#### What the exercise asks
Where a line contains the word "this", copy that line.

#### Task data
======

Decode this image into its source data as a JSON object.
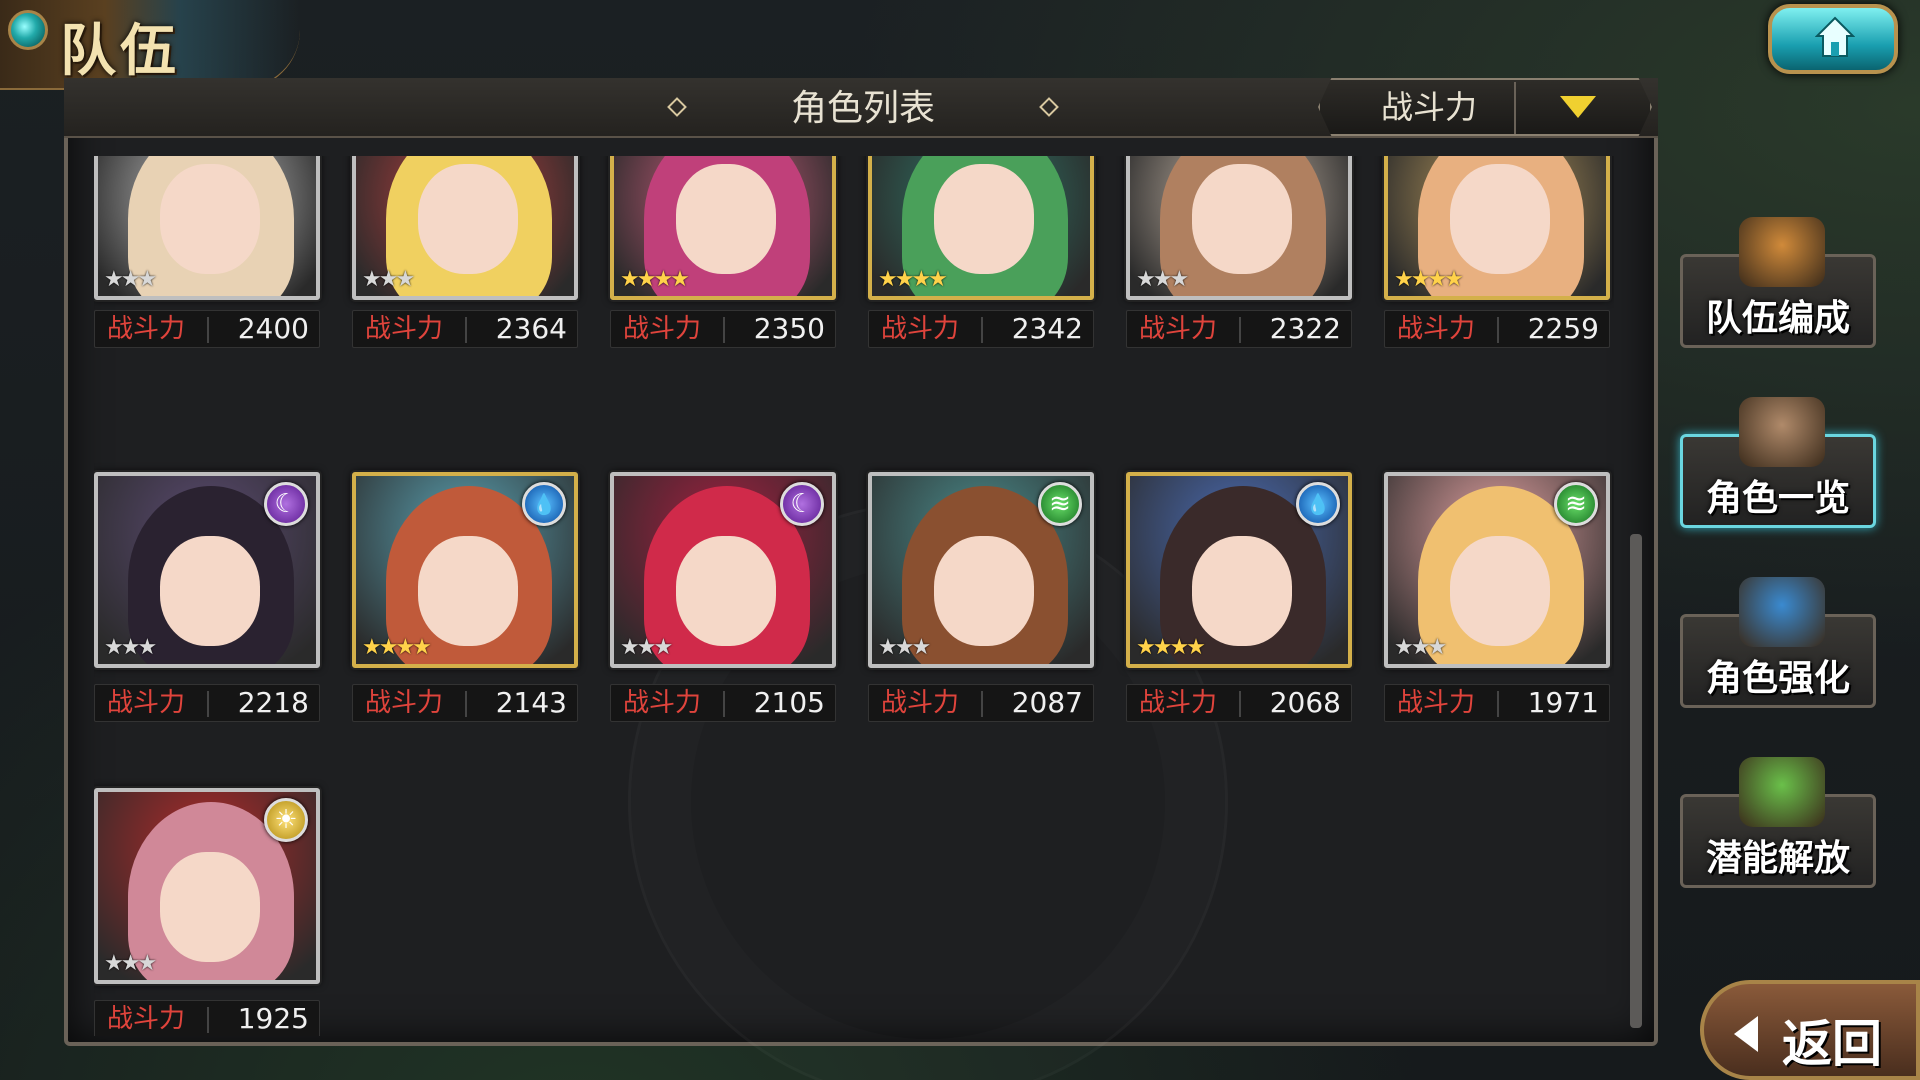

======

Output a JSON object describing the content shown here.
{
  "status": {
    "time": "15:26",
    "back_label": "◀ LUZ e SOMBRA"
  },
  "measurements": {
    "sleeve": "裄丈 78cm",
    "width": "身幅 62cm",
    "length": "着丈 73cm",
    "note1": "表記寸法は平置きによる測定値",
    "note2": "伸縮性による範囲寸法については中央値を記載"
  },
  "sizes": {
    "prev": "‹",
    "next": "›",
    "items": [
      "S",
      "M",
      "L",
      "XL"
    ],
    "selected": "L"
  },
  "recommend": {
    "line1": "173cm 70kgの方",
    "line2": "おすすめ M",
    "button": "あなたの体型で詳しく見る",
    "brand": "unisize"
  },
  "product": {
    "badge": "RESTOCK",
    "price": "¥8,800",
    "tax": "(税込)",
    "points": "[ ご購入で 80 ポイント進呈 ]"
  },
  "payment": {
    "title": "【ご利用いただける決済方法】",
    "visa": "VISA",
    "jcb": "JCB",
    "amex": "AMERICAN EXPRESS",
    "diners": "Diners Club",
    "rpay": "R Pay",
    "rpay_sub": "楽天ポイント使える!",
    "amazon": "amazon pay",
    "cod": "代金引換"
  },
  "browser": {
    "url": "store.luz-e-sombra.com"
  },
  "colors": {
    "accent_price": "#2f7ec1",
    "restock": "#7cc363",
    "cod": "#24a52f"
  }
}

======

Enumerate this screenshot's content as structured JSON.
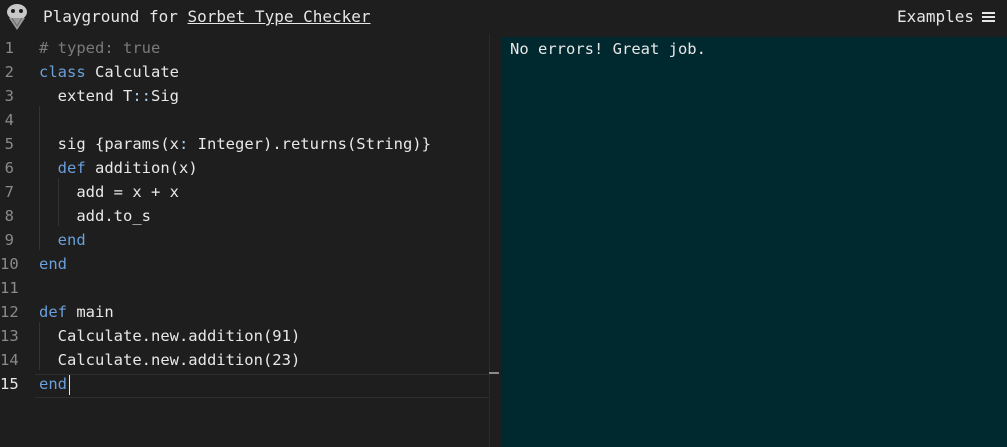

======

#### Response
Decode this image into its source data as a JSON object.
Enumerate this screenshot's content as structured JSON.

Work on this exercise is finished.